• _Work to complete_
From the entries below, please gather each line containing the string "Ford".

• _Given data_
····················

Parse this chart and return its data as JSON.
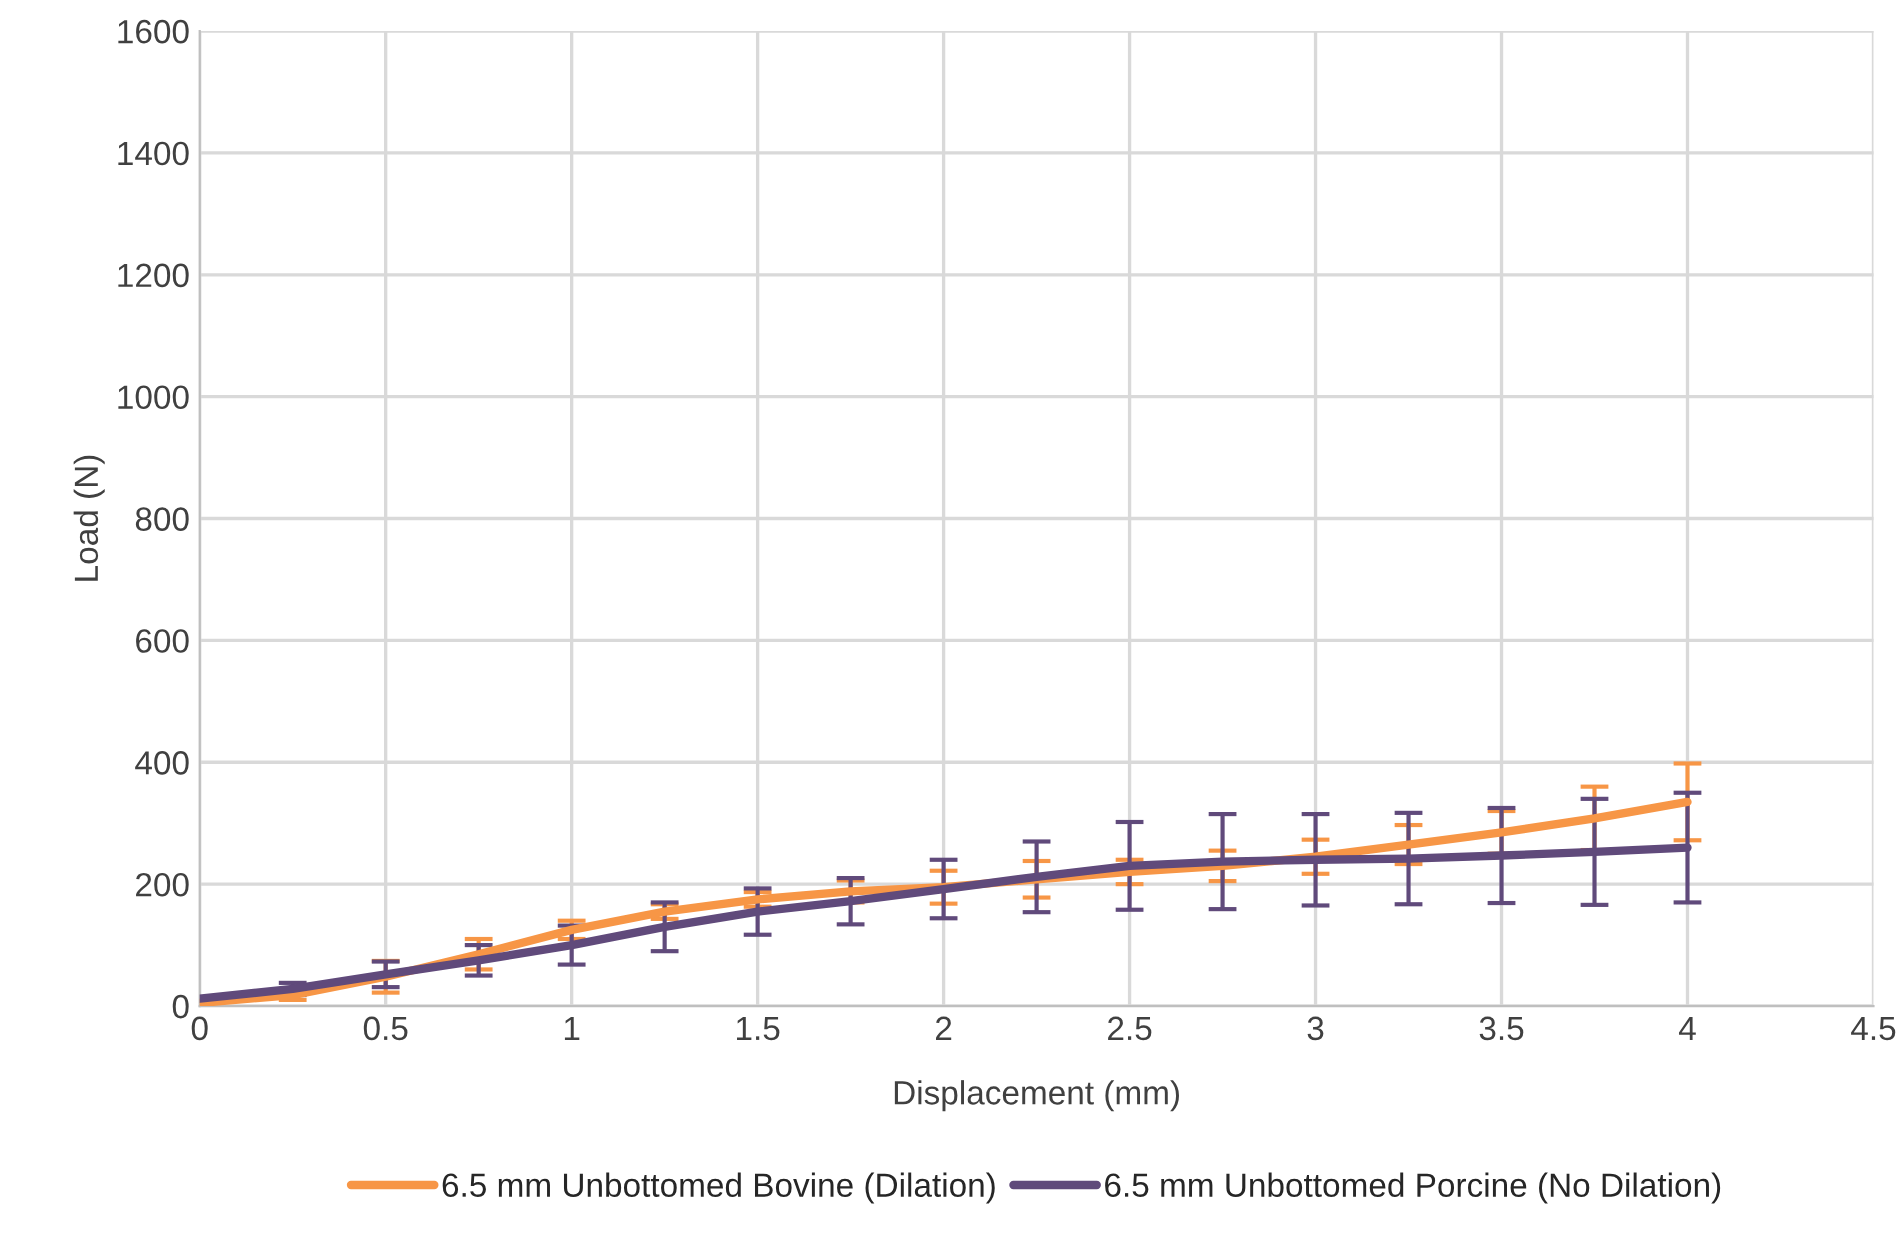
{
  "chart_data": {
    "type": "line",
    "xlabel": "Displacement (mm)",
    "ylabel": "Load (N)",
    "x": [
      0,
      0.25,
      0.5,
      0.75,
      1,
      1.25,
      1.5,
      1.75,
      2,
      2.25,
      2.5,
      2.75,
      3,
      3.25,
      3.5,
      3.75,
      4
    ],
    "series": [
      {
        "name": "6.5 mm Unbottomed Bovine (Dilation)",
        "color": "#f79646",
        "values": [
          5,
          18,
          48,
          85,
          125,
          155,
          175,
          188,
          195,
          208,
          220,
          230,
          245,
          265,
          285,
          308,
          335
        ],
        "errors": [
          null,
          8,
          26,
          25,
          15,
          12,
          12,
          18,
          27,
          30,
          20,
          25,
          28,
          32,
          35,
          52,
          63
        ]
      },
      {
        "name": "6.5 mm Unbottomed Porcine (No Dilation)",
        "color": "#604a7b",
        "values": [
          12,
          28,
          52,
          75,
          100,
          130,
          155,
          172,
          192,
          212,
          230,
          237,
          240,
          242,
          247,
          253,
          260
        ],
        "errors": [
          null,
          10,
          21,
          25,
          32,
          40,
          38,
          38,
          48,
          58,
          72,
          78,
          75,
          75,
          78,
          87,
          90
        ]
      }
    ],
    "xlim": [
      0,
      4.5
    ],
    "xticks": [
      0,
      0.5,
      1,
      1.5,
      2,
      2.5,
      3,
      3.5,
      4,
      4.5
    ],
    "ylim": [
      0,
      1600
    ],
    "yticks": [
      0,
      200,
      400,
      600,
      800,
      1000,
      1200,
      1400,
      1600
    ],
    "grid": true,
    "legend": "bottom",
    "marker": "none",
    "line_style": "solid"
  }
}
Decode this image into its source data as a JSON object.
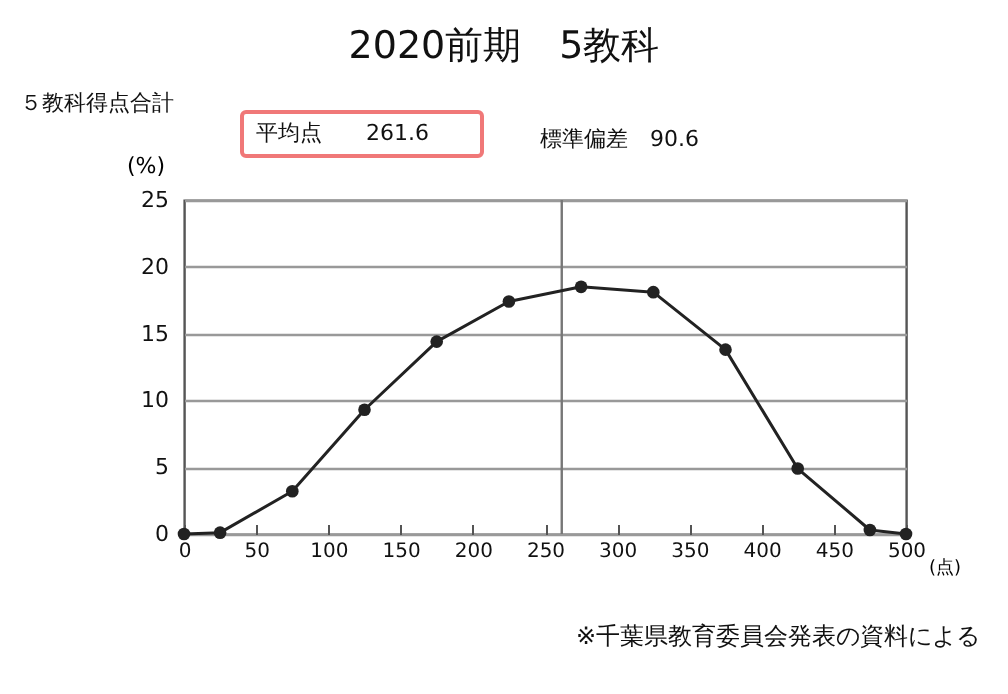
{
  "chart_data": {
    "type": "line",
    "title": "2020前期　5教科",
    "subtitle": "５教科得点合計",
    "xlabel": "(点)",
    "ylabel": "(%)",
    "x": [
      0,
      25,
      75,
      125,
      175,
      225,
      275,
      325,
      375,
      425,
      475,
      500
    ],
    "series": [
      {
        "color": "#222222",
        "values": [
          0,
          0.1,
          3.2,
          9.3,
          14.4,
          17.4,
          18.5,
          18.1,
          13.8,
          4.9,
          0.3,
          0
        ]
      }
    ],
    "xlim": [
      0,
      500
    ],
    "xticks": [
      0,
      50,
      100,
      150,
      200,
      250,
      300,
      350,
      400,
      450,
      500
    ],
    "ylim": [
      0,
      25
    ],
    "yticks": [
      0,
      5,
      10,
      15,
      20,
      25
    ],
    "grid": "y",
    "marker": "circle",
    "line_style": "solid",
    "ref_lines": [
      {
        "axis": "x",
        "value": 261.6,
        "label": null,
        "color": "#777777"
      }
    ],
    "annotations": [
      "平均点　　261.6",
      "標準偏差　90.6",
      "※千葉県教育委員会発表の資料による"
    ]
  }
}
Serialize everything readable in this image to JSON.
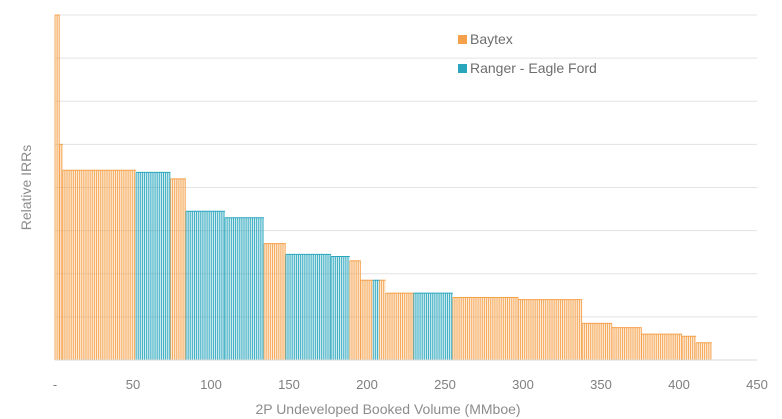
{
  "chart_data": {
    "type": "bar",
    "title": "",
    "xlabel": "2P Undeveloped Booked Volume (MMboe)",
    "ylabel": "Relative IRRs",
    "xlim": [
      0,
      450
    ],
    "ylim": [
      0,
      8
    ],
    "x_ticks": [
      "-",
      "50",
      "100",
      "150",
      "200",
      "250",
      "300",
      "350",
      "400",
      "450"
    ],
    "grid": true,
    "legend_position": "top-right",
    "colors": {
      "Baytex": "#f4a14a",
      "Ranger - Eagle Ford": "#2ba7bd"
    },
    "series": [
      {
        "name": "Baytex",
        "segments": [
          {
            "x0": 0,
            "x1": 3,
            "value": 8.0
          },
          {
            "x0": 3,
            "x1": 5,
            "value": 5.0
          },
          {
            "x0": 5,
            "x1": 52,
            "value": 4.4
          },
          {
            "x0": 74,
            "x1": 84,
            "value": 4.2
          },
          {
            "x0": 134,
            "x1": 148,
            "value": 2.7
          },
          {
            "x0": 189,
            "x1": 196,
            "value": 2.3
          },
          {
            "x0": 196,
            "x1": 204,
            "value": 1.85
          },
          {
            "x0": 208,
            "x1": 212,
            "value": 1.85
          },
          {
            "x0": 212,
            "x1": 230,
            "value": 1.55
          },
          {
            "x0": 255,
            "x1": 297,
            "value": 1.45
          },
          {
            "x0": 297,
            "x1": 338,
            "value": 1.4
          },
          {
            "x0": 338,
            "x1": 357,
            "value": 0.85
          },
          {
            "x0": 357,
            "x1": 376,
            "value": 0.75
          },
          {
            "x0": 376,
            "x1": 402,
            "value": 0.6
          },
          {
            "x0": 402,
            "x1": 411,
            "value": 0.55
          },
          {
            "x0": 411,
            "x1": 421,
            "value": 0.4
          }
        ]
      },
      {
        "name": "Ranger - Eagle Ford",
        "segments": [
          {
            "x0": 52,
            "x1": 74,
            "value": 4.35
          },
          {
            "x0": 84,
            "x1": 109,
            "value": 3.45
          },
          {
            "x0": 109,
            "x1": 134,
            "value": 3.3
          },
          {
            "x0": 148,
            "x1": 177,
            "value": 2.45
          },
          {
            "x0": 177,
            "x1": 189,
            "value": 2.4
          },
          {
            "x0": 204,
            "x1": 208,
            "value": 1.85
          },
          {
            "x0": 230,
            "x1": 255,
            "value": 1.55
          }
        ]
      }
    ]
  }
}
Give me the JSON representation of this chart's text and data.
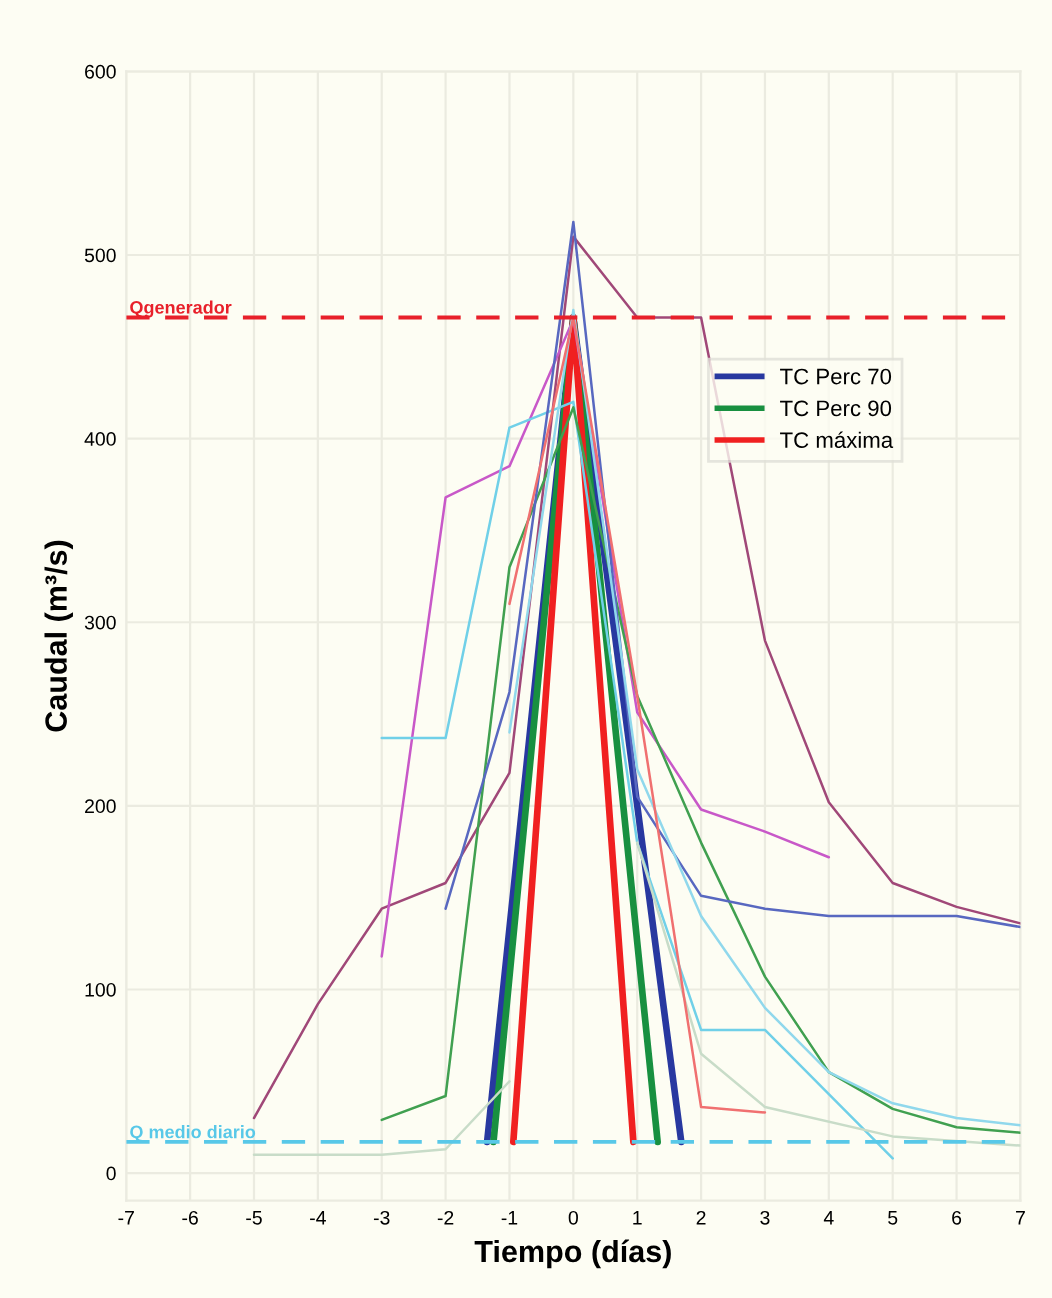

····················

• _Problem solution_
      "Ranger - Eagle Ford": "#2ba7bd"
        "name": "Ranger - Eagle Ford",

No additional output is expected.